>>>>>

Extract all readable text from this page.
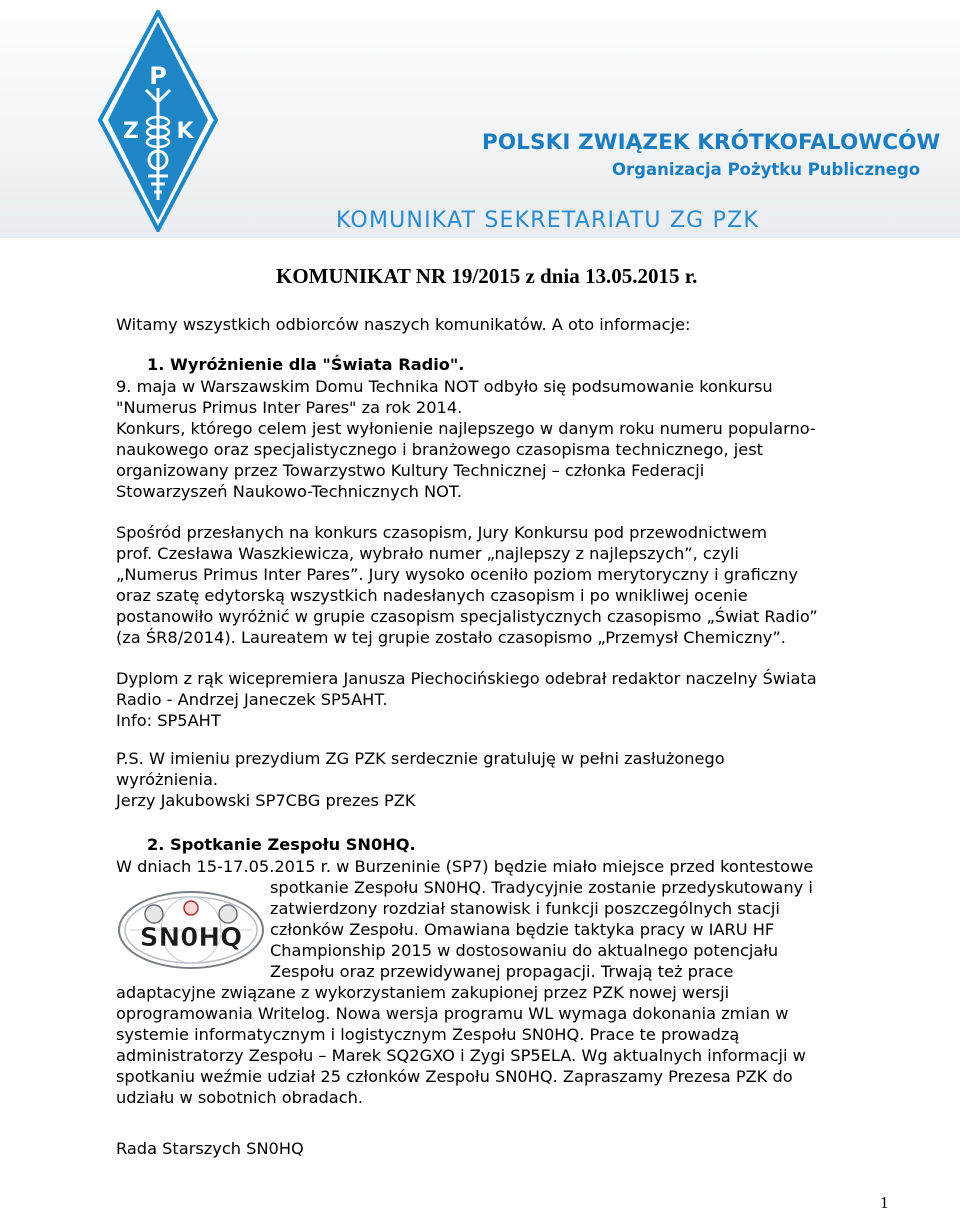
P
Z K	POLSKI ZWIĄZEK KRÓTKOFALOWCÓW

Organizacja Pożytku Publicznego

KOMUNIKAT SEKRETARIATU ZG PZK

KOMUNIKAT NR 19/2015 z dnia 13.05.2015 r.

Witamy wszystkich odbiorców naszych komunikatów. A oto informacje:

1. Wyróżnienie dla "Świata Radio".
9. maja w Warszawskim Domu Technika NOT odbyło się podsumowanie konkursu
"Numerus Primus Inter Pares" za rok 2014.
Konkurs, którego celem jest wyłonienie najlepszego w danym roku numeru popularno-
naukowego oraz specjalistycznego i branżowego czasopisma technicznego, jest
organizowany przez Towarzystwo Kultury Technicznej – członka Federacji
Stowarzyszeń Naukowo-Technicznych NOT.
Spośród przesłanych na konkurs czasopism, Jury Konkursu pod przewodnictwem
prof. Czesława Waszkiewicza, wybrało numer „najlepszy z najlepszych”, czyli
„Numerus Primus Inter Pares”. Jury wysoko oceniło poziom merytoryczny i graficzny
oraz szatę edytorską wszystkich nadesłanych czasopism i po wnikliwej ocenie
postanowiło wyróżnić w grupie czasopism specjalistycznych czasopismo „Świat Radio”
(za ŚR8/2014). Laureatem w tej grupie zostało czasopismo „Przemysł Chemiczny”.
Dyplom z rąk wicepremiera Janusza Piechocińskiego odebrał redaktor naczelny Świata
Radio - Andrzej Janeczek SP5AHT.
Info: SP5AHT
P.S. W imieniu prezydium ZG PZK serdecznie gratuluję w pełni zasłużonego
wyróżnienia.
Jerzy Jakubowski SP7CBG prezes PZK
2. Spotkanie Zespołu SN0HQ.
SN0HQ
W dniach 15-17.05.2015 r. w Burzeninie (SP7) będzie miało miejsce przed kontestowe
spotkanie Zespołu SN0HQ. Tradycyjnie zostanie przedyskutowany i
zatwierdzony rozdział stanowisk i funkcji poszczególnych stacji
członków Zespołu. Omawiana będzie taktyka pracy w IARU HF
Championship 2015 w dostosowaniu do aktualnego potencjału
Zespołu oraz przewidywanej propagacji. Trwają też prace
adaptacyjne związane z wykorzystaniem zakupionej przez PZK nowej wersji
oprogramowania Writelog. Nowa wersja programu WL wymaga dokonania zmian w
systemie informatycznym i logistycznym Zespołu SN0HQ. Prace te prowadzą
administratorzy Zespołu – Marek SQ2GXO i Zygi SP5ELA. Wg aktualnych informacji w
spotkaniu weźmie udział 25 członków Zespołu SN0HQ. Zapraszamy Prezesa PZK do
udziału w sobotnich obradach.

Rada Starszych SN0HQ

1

<<<<<
>>>>>

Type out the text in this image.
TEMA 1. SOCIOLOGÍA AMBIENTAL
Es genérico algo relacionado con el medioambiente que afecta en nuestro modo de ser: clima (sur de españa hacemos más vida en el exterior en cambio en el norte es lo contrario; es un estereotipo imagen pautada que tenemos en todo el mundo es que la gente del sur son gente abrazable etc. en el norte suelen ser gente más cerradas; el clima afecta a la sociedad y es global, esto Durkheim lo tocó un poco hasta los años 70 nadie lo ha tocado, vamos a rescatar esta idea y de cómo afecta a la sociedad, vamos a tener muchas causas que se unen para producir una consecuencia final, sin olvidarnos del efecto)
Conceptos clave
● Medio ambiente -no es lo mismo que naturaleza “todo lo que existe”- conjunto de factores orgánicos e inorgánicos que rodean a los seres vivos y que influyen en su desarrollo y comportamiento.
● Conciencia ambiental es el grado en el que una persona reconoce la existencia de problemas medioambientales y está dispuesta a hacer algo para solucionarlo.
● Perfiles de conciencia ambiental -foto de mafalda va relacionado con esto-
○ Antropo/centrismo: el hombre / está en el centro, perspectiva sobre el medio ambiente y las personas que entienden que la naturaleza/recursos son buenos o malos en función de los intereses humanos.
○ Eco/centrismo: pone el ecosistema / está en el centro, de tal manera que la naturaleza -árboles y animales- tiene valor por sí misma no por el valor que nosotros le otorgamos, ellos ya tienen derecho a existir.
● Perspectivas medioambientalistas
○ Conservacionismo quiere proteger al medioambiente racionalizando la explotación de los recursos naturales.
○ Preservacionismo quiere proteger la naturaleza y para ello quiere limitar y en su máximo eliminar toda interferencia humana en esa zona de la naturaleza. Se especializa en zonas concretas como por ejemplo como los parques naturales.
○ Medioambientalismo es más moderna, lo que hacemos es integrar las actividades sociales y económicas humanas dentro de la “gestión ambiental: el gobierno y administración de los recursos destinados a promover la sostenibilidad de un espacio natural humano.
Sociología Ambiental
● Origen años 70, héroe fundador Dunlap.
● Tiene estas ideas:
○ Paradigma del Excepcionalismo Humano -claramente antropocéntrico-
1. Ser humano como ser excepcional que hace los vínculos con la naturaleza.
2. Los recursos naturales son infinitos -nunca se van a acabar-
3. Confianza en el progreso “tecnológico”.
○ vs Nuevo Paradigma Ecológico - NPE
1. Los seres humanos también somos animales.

<<<<<
>>>>>

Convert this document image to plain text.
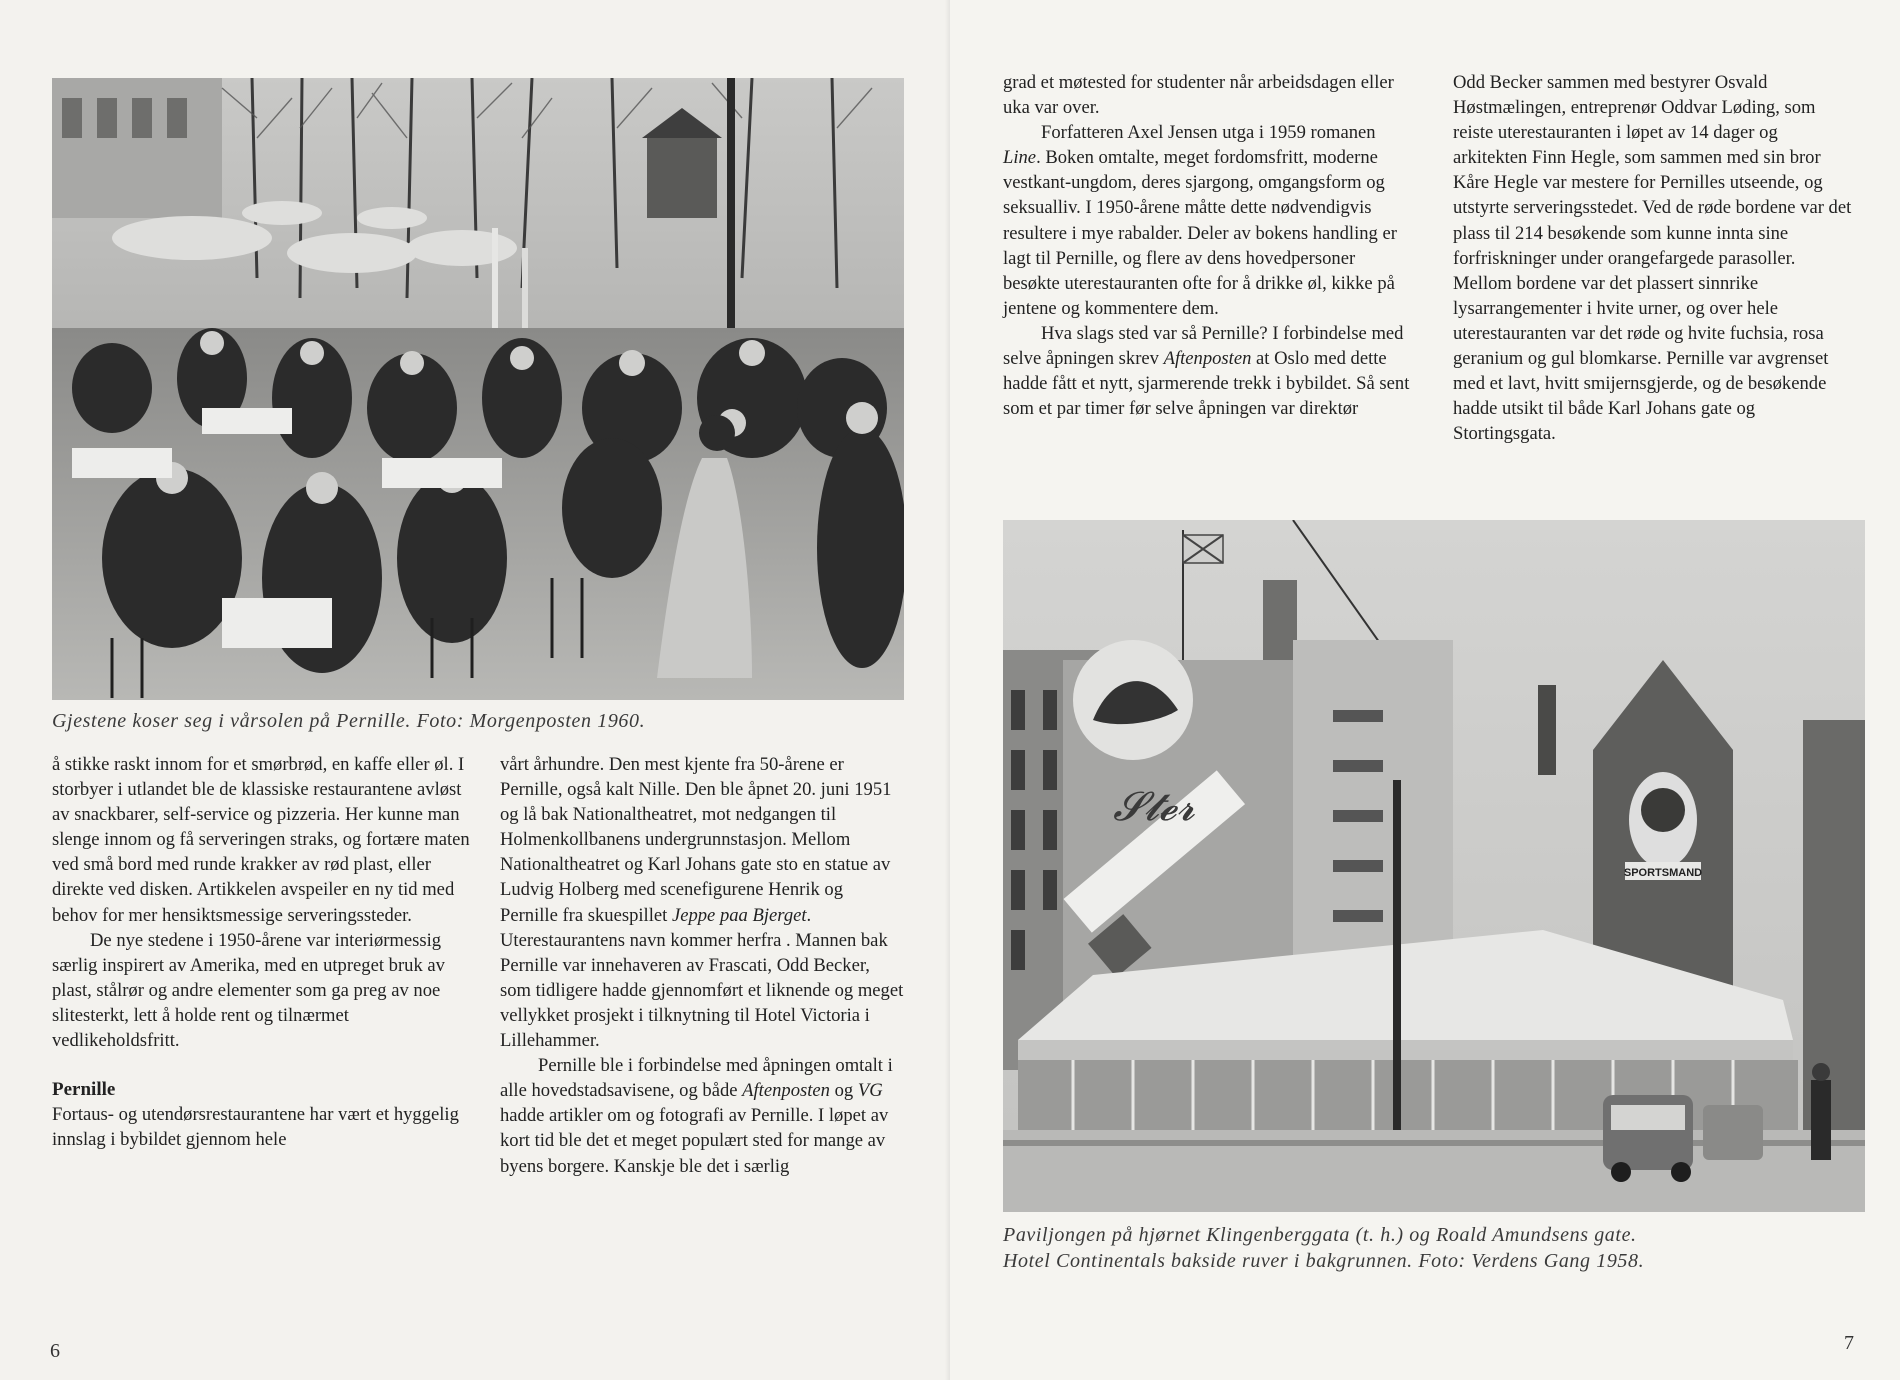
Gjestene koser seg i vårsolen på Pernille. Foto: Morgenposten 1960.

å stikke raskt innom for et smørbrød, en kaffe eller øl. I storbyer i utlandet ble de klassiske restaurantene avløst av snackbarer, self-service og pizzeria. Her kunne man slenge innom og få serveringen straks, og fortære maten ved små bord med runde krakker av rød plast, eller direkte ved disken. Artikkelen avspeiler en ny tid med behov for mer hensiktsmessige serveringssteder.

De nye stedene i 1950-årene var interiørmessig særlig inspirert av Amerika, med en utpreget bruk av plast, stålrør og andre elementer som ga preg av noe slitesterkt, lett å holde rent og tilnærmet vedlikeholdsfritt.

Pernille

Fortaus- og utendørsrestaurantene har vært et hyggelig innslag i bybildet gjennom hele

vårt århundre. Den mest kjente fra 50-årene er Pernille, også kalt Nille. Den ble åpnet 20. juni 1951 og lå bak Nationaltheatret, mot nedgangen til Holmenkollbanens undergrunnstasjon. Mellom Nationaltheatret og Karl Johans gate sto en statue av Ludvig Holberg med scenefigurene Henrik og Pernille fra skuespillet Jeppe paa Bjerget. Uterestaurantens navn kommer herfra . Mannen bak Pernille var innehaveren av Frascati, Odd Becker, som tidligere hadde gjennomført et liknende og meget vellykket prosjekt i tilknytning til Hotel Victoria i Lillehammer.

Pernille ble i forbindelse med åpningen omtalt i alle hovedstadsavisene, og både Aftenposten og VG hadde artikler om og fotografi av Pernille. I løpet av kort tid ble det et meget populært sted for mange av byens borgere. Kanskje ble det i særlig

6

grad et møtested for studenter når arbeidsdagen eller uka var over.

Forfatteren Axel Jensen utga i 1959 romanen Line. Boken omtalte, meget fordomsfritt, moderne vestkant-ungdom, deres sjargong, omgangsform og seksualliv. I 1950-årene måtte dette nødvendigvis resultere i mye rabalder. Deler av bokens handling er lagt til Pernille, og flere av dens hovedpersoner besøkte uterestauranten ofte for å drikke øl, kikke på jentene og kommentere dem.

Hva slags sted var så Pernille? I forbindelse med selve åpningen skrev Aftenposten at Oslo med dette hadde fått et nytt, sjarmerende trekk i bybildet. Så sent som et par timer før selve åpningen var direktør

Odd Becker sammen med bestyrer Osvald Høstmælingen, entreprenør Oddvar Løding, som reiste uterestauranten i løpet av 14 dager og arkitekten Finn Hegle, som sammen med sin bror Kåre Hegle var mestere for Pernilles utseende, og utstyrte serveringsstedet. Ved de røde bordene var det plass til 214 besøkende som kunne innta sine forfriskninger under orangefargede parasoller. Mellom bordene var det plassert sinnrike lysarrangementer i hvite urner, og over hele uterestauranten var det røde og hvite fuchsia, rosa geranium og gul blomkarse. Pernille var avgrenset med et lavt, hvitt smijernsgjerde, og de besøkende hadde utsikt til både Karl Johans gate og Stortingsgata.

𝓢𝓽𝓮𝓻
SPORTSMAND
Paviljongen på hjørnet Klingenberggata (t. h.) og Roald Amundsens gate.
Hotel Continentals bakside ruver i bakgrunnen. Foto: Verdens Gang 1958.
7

<<<<<

INSTRUCTIONS TO FOLLOW | Look through the data above. Find each line with the string "humanos" and copy it.

WORKED ANSWER |
○ Antropo/centrismo: el hombre / está en el centro, perspectiva sobre el medio ambiente y las personas que entienden que la naturaleza/recursos son buenos o malos en función de los intereses humanos.
1. Los seres humanos también somos animales.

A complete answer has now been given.